§ Dataset records

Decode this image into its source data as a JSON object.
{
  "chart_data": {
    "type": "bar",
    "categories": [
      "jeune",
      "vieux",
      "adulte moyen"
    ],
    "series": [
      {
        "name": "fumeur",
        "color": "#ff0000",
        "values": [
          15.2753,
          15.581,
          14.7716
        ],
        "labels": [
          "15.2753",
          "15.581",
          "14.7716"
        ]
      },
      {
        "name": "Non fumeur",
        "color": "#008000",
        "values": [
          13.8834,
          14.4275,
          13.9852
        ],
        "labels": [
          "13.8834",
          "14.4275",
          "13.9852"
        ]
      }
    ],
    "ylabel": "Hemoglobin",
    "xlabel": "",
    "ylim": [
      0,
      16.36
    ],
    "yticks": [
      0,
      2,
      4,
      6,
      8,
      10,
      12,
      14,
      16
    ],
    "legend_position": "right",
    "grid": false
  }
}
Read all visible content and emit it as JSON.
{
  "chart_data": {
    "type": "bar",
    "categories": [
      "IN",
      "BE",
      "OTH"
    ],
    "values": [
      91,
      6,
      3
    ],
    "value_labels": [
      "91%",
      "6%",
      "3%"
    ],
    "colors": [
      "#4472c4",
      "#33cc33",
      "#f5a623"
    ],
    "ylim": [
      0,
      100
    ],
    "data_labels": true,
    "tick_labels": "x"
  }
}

§ Goal
Return all of the data word for word.

§ Solved problem
Decode this image into its source data as a JSON object.
{
  "chart_data": {
    "type": "bar",
    "categories": [
      "jeune",
      "vieux",
      "adulte moyen"
    ],
    "series": [
      {
        "name": "fumeur",
        "color": "#ff0000",
        "values": [
          15.2753,
          15.581,
          14.7716
        ],
        "labels": [
          "15.2753",
          "15.581",
          "14.7716"
        ]
      },
      {
        "name": "Non fumeur",
        "color": "#008000",
        "values": [
          13.8834,
          14.4275,
          13.9852
        ],
        "labels": [
          "13.8834",
          "14.4275",
          "13.9852"
        ]
      }
    ],
    "ylabel": "Hemoglobin",
    "xlabel": "",
    "ylim": [
      0,
      16.36
    ],
    "yticks": [
      0,
      2,
      4,
      6,
      8,
      10,
      12,
      14,
      16
    ],
    "legend_position": "right",
    "grid": false
  }
}
Read all visible content and emit it as JSON.
{
  "chart_data": {
    "type": "bar",
    "categories": [
      "IN",
      "BE",
      "OTH"
    ],
    "values": [
      91,
      6,
      3
    ],
    "value_labels": [
      "91%",
      "6%",
      "3%"
    ],
    "colors": [
      "#4472c4",
      "#33cc33",
      "#f5a623"
    ],
    "ylim": [
      0,
      100
    ],
    "data_labels": true,
    "tick_labels": "x"
  }
}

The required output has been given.